**Exercise details**
Copy out all lines that hold "payment".

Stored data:
--------------------------------

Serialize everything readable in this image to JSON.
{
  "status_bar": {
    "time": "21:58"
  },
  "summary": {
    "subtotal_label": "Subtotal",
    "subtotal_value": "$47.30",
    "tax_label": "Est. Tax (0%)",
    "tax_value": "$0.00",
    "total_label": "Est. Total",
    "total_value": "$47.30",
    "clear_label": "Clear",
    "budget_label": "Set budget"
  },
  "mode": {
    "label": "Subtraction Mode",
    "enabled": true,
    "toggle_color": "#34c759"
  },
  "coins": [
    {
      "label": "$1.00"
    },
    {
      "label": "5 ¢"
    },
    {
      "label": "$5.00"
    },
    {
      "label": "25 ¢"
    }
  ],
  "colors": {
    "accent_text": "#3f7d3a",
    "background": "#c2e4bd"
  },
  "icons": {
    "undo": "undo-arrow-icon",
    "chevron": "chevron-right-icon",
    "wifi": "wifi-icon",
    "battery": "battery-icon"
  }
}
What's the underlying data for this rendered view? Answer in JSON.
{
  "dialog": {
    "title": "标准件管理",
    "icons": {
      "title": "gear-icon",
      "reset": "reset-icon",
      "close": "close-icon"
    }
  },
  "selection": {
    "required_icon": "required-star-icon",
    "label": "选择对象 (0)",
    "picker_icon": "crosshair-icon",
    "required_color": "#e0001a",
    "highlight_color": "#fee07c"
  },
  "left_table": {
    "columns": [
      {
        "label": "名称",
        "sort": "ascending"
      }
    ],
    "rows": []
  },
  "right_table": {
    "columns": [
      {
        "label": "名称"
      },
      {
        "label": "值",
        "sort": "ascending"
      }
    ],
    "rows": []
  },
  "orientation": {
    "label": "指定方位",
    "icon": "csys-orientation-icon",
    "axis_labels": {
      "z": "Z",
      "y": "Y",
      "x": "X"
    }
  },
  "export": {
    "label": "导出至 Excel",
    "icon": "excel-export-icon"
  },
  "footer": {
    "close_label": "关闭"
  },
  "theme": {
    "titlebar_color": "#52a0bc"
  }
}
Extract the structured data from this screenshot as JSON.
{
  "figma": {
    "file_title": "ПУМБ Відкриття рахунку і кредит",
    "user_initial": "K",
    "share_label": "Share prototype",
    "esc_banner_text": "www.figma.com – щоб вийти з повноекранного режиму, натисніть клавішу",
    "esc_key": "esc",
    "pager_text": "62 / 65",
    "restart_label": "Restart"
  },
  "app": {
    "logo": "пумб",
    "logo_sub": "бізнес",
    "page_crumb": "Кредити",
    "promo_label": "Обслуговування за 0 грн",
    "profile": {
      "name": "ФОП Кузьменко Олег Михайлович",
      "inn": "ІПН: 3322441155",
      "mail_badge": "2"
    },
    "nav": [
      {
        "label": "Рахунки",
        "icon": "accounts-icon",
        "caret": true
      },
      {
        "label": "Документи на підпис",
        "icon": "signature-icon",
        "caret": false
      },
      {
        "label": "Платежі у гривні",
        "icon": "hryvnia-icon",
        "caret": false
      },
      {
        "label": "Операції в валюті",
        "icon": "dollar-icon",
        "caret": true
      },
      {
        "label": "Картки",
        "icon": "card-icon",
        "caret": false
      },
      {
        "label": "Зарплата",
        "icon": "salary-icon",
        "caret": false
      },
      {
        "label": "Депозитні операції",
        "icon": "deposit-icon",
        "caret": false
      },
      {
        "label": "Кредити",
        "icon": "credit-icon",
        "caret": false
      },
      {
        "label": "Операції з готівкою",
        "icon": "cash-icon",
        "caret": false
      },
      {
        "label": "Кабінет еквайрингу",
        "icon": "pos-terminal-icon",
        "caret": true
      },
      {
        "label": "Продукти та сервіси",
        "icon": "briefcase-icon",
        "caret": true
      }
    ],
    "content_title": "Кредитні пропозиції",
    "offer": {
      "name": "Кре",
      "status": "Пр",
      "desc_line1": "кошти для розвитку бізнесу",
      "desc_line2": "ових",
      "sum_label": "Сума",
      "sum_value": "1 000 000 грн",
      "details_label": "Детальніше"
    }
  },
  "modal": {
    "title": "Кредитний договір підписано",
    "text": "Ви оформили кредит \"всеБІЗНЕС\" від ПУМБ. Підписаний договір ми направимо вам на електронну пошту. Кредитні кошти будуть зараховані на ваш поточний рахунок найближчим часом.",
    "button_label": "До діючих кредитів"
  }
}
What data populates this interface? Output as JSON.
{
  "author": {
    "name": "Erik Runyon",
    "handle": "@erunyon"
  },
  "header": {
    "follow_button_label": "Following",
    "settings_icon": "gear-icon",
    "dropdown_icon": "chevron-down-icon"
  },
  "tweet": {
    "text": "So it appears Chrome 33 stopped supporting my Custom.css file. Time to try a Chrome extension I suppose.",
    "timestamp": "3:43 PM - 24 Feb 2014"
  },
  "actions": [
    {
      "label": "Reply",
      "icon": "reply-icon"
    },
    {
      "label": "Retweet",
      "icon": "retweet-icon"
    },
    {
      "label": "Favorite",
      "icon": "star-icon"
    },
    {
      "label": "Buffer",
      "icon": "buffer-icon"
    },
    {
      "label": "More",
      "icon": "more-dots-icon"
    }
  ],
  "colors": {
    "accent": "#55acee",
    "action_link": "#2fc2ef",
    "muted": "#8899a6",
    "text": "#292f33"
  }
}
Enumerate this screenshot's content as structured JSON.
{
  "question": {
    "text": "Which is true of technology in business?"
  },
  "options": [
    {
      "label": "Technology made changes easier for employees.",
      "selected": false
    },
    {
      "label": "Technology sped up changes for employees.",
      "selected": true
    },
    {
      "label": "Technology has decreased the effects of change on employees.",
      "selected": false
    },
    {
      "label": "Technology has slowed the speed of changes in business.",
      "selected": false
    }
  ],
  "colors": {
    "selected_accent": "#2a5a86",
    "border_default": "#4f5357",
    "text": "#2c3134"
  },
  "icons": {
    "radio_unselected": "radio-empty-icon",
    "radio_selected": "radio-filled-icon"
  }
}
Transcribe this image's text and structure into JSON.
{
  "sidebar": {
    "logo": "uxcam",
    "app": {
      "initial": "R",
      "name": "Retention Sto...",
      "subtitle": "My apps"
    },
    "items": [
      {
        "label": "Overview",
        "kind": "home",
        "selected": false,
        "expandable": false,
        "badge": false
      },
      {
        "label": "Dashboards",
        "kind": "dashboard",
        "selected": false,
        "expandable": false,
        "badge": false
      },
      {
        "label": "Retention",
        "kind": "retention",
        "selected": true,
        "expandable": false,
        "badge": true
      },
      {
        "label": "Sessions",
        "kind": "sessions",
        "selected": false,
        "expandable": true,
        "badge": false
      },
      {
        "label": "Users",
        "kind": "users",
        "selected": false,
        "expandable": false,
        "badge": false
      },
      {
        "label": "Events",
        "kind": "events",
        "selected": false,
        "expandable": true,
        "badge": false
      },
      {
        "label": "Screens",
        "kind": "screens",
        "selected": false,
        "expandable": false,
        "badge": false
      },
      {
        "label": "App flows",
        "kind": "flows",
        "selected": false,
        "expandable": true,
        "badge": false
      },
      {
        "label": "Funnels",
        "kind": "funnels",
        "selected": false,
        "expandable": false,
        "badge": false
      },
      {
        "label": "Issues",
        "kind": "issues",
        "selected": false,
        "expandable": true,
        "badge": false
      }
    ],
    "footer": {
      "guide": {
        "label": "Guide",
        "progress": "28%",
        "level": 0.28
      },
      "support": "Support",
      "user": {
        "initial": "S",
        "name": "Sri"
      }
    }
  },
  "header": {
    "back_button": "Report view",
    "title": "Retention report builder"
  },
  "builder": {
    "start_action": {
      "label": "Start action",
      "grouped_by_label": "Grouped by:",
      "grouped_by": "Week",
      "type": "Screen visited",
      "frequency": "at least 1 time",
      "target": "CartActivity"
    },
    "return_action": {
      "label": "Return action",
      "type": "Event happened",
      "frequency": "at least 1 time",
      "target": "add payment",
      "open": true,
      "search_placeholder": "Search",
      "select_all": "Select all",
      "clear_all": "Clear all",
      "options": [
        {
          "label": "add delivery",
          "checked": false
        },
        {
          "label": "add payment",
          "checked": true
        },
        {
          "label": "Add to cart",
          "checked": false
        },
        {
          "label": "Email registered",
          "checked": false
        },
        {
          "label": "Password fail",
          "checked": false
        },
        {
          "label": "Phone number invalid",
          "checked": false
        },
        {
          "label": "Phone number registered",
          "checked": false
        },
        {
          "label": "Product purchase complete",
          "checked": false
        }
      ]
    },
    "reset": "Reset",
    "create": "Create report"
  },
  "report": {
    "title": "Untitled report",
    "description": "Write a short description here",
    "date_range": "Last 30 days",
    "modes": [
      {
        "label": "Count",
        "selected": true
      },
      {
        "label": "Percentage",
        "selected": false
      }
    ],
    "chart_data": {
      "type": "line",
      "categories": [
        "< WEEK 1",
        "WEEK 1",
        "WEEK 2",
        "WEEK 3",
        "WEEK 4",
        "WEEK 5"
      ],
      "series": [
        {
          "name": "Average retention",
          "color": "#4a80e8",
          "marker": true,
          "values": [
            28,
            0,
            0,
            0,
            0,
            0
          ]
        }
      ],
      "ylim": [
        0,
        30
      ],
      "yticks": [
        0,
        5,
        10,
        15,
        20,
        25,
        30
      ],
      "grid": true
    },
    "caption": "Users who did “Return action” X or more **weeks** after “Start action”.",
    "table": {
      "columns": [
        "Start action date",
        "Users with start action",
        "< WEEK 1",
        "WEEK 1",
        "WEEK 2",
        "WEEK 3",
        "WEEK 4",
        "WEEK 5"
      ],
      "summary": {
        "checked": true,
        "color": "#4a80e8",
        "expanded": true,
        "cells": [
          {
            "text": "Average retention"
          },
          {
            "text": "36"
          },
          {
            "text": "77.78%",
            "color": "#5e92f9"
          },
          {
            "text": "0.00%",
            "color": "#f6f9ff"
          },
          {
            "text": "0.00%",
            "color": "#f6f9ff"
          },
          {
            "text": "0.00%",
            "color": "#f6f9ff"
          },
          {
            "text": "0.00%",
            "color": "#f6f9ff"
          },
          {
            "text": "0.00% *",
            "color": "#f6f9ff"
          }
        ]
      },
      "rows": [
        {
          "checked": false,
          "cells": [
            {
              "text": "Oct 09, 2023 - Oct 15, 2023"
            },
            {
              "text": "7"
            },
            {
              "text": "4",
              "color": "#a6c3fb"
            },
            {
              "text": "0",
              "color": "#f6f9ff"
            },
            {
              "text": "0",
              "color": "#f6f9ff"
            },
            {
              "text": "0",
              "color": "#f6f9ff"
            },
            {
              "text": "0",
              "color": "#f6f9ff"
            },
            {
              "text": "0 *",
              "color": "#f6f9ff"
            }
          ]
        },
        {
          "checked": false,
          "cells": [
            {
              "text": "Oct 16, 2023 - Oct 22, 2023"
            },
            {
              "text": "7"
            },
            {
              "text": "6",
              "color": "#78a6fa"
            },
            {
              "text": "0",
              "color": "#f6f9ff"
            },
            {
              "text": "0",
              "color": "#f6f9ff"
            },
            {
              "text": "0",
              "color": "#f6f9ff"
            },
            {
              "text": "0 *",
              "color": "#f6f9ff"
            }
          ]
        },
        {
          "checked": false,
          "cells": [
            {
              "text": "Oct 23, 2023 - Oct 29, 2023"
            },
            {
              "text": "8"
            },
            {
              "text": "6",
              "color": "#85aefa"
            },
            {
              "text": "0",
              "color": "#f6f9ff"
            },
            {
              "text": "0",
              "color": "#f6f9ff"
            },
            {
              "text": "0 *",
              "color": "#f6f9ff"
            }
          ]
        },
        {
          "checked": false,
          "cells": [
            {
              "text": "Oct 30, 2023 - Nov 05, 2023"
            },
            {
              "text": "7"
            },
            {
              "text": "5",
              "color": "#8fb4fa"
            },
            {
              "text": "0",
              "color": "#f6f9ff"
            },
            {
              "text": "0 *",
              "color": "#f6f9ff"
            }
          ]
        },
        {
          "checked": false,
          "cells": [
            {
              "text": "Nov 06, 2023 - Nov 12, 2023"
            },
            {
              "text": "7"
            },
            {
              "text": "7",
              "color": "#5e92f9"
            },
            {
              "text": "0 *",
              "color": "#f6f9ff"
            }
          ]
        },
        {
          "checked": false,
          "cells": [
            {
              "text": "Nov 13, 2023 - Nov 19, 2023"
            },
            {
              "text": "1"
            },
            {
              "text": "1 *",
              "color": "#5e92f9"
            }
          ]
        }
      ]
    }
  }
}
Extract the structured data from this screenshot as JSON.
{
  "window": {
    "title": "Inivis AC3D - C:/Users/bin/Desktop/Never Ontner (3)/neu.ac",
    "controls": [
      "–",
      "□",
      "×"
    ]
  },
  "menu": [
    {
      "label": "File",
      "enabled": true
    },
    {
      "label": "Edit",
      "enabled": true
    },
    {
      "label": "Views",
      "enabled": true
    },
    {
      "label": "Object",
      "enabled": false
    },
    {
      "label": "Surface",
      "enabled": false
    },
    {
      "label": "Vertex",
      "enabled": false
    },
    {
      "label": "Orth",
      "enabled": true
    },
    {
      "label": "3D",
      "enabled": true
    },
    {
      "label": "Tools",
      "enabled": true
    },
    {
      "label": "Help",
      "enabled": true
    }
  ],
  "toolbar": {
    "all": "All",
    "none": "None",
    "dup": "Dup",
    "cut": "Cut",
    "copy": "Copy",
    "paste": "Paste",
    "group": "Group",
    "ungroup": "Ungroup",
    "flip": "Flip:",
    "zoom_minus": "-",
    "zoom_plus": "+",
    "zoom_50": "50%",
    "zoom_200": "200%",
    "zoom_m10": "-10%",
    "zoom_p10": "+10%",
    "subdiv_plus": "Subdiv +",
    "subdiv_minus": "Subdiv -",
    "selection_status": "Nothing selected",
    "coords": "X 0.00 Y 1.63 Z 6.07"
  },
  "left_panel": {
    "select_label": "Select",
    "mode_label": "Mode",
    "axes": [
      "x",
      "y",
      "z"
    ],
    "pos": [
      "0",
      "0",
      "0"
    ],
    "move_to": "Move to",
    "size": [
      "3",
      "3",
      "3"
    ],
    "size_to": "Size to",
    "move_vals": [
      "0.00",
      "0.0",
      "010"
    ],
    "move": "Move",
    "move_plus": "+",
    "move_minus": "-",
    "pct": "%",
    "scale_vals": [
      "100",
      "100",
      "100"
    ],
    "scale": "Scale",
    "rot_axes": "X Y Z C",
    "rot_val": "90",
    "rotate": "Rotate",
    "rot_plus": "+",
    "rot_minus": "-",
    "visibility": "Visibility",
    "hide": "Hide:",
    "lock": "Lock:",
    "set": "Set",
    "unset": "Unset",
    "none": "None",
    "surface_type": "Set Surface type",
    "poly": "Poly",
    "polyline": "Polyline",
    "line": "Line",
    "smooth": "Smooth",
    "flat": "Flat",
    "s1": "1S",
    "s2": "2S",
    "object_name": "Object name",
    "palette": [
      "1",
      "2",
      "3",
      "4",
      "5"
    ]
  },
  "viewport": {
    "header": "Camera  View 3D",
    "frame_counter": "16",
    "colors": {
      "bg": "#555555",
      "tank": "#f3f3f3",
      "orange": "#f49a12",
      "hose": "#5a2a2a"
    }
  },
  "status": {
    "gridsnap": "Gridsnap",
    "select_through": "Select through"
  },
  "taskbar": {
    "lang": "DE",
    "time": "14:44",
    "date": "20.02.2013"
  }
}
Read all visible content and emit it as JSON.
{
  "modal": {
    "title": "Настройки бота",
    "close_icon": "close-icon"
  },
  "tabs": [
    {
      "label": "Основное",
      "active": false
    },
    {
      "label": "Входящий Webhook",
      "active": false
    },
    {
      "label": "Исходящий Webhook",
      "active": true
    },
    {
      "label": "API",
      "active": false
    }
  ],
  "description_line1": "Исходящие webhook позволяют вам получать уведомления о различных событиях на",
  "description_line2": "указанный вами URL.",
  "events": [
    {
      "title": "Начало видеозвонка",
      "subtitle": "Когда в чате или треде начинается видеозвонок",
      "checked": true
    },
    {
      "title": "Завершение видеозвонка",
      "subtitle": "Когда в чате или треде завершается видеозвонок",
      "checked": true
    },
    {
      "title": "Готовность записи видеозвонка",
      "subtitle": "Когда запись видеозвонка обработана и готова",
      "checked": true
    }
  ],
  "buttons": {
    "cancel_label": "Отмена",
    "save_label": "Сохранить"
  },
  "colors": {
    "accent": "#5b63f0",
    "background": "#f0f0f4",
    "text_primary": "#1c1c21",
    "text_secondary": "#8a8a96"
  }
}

--------------------------------

**Finished exercise**
      "target": "add payment",
          "label": "add payment",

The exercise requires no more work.